• **Material provided**
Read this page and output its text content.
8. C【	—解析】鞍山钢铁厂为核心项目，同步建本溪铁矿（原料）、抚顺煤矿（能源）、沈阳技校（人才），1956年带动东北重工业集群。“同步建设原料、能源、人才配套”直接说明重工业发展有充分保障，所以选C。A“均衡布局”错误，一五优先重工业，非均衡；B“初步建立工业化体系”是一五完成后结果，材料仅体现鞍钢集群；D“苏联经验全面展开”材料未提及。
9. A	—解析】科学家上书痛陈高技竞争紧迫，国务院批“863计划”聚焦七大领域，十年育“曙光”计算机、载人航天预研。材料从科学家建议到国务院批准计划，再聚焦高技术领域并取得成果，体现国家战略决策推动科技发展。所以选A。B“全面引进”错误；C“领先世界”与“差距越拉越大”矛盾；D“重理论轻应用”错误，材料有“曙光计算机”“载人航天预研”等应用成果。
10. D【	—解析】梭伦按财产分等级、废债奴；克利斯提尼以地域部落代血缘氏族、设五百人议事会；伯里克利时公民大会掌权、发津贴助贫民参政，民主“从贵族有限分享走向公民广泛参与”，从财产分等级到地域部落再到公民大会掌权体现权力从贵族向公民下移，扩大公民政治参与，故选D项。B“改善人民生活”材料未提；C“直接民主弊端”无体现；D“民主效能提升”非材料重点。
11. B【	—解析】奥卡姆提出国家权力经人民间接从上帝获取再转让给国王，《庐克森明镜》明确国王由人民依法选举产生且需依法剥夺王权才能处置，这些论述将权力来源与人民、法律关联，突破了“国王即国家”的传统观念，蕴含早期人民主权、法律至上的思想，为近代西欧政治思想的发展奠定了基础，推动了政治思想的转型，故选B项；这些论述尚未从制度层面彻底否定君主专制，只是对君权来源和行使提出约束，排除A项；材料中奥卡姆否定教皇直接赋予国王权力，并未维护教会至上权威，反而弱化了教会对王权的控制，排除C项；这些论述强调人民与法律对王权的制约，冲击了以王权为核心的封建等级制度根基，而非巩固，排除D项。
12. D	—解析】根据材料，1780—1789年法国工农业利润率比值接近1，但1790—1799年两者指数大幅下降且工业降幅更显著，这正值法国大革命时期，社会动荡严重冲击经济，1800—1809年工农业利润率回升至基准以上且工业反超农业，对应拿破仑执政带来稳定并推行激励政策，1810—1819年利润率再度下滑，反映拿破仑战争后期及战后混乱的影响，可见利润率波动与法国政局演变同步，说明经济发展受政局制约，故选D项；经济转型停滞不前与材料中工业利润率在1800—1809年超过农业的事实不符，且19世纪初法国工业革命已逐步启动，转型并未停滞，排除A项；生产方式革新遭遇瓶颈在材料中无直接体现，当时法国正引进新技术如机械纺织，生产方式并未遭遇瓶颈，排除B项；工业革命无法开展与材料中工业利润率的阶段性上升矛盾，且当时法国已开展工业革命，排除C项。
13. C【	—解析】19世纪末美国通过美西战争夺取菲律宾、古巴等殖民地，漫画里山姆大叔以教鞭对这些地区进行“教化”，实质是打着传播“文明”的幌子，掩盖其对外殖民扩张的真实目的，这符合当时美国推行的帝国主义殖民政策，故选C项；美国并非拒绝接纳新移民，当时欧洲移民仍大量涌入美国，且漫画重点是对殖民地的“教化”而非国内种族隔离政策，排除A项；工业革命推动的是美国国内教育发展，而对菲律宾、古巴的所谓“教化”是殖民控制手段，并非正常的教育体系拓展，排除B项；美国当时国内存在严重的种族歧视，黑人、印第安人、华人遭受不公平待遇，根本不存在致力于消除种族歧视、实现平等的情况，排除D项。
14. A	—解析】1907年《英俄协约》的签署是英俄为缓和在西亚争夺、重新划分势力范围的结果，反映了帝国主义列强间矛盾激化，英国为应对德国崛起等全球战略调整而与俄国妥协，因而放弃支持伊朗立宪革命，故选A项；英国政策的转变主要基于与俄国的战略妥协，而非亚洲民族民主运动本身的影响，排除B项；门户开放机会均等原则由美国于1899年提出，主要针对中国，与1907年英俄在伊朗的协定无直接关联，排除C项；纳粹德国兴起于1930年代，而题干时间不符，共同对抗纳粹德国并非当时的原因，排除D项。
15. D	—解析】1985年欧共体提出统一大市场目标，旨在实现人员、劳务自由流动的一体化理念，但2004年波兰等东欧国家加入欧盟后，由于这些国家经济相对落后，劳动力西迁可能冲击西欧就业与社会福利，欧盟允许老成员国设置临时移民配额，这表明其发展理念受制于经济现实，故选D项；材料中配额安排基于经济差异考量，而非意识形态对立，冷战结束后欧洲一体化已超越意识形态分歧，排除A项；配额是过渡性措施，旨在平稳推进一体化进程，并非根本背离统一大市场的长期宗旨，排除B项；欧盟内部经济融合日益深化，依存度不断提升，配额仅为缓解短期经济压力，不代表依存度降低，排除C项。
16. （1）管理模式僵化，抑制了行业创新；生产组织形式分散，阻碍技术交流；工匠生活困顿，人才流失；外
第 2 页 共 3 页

• **Given exercise**
Report only how many lines of the listing hold the word "故选D项".

• **Exercise response**
3